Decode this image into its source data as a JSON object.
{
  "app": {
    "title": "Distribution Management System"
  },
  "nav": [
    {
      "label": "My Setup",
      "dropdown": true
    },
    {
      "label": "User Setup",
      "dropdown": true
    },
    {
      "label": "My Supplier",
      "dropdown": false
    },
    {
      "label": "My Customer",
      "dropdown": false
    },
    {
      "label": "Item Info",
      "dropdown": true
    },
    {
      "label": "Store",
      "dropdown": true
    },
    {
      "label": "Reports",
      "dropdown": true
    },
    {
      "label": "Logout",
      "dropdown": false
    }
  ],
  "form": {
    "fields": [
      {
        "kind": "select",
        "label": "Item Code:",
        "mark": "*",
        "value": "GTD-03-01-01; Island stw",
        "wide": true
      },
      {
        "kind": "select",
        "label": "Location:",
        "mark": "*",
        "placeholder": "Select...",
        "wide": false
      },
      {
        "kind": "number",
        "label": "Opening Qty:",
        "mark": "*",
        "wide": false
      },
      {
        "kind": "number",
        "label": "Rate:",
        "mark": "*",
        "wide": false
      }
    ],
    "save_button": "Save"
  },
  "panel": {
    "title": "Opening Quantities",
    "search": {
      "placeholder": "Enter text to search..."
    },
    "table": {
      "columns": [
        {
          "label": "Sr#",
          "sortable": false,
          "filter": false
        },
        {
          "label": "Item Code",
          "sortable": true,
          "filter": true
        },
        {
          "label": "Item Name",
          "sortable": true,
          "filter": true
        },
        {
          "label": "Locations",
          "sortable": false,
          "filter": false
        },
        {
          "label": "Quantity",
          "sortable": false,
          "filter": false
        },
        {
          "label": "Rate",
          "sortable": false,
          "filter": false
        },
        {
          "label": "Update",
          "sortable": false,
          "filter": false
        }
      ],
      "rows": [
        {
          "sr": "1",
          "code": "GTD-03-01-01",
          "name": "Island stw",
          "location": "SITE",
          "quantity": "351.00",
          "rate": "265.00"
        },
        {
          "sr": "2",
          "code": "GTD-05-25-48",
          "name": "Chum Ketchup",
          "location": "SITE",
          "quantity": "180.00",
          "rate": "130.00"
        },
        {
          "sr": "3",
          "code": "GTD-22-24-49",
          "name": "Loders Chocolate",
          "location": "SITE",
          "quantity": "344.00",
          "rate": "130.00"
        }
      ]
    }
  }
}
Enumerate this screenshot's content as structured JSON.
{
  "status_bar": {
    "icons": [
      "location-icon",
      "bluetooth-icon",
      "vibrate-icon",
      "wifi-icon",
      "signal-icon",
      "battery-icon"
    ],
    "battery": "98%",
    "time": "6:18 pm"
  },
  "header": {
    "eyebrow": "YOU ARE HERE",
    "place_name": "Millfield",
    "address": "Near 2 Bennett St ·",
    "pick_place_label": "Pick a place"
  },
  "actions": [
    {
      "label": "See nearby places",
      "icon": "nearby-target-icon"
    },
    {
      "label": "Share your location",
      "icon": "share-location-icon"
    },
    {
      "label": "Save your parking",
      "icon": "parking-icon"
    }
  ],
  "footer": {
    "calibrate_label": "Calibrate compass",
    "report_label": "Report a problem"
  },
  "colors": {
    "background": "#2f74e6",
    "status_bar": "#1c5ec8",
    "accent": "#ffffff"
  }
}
####################
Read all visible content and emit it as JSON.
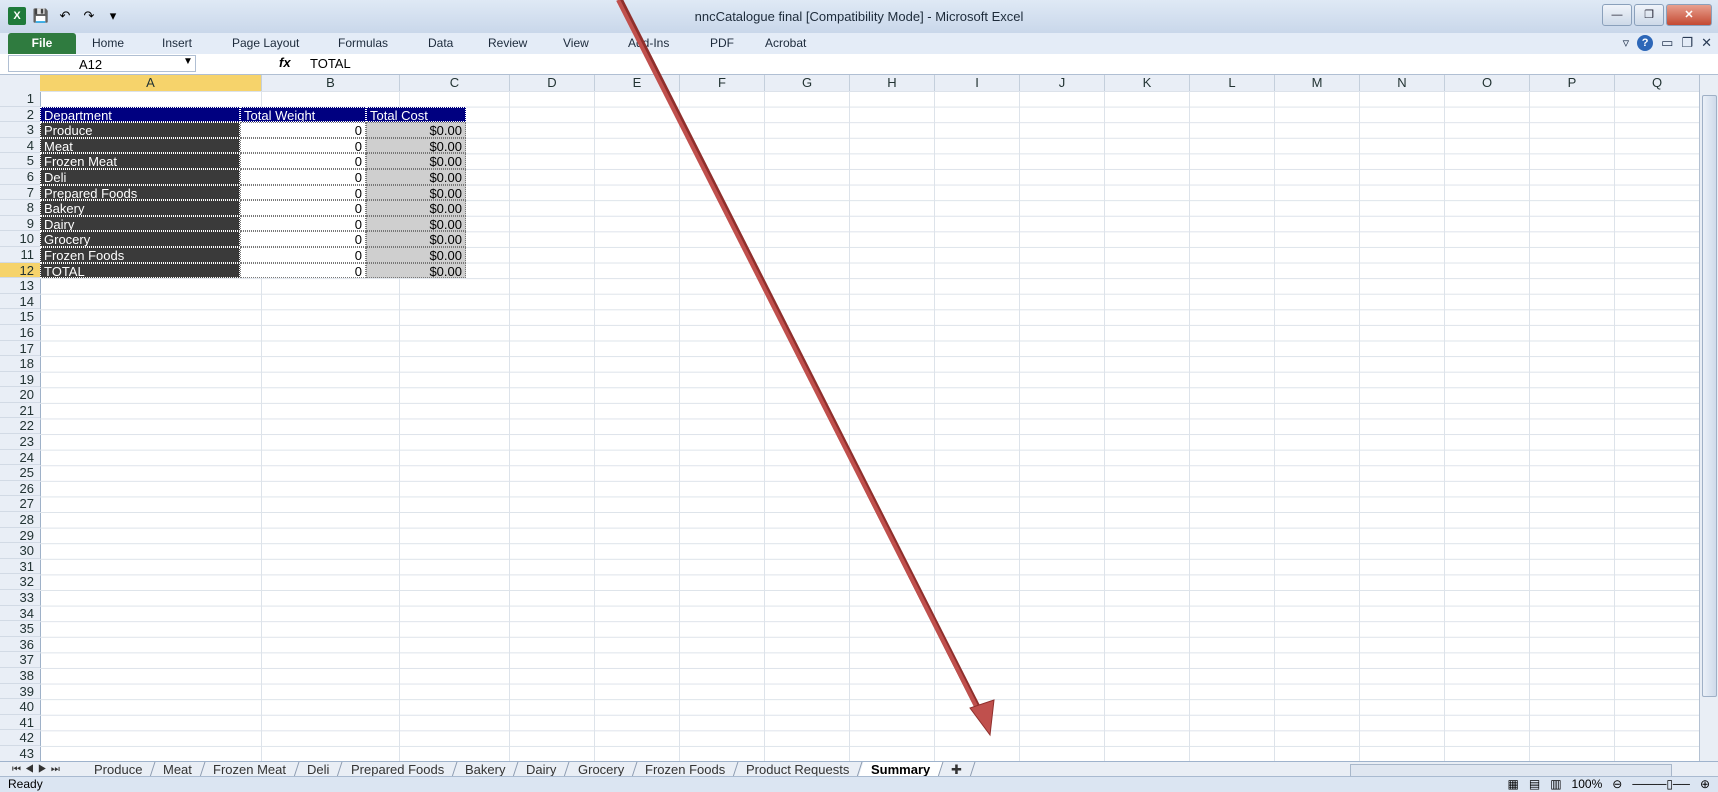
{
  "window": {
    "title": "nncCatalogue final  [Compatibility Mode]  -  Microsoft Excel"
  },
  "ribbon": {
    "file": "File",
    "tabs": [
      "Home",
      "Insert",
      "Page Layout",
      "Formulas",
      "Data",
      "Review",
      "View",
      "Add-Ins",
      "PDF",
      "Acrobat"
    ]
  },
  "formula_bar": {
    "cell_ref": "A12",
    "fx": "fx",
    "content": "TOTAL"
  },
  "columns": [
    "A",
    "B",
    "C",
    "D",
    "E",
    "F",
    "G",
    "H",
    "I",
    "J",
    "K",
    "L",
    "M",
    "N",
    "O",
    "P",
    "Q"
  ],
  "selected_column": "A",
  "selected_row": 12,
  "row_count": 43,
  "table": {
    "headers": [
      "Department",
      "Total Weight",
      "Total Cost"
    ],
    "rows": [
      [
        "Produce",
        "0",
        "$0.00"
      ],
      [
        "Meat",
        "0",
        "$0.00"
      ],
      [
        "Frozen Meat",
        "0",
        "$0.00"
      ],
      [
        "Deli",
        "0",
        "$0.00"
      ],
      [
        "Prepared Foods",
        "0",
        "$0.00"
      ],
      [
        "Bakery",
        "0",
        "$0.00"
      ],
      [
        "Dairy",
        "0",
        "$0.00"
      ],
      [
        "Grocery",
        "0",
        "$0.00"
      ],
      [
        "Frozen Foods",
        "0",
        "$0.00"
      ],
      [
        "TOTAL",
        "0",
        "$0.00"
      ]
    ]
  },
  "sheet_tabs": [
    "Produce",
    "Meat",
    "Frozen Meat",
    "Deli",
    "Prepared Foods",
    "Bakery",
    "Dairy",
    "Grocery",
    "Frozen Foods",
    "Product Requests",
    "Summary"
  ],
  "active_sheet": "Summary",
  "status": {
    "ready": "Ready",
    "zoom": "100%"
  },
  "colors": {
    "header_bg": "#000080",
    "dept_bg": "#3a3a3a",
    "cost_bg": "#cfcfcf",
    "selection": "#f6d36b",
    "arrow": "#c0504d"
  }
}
####################
WHAT THE EXERCISE ASKS: Your answer should be a single number: how many lines in the data above include "title"?

WRITTEN REPLY: 3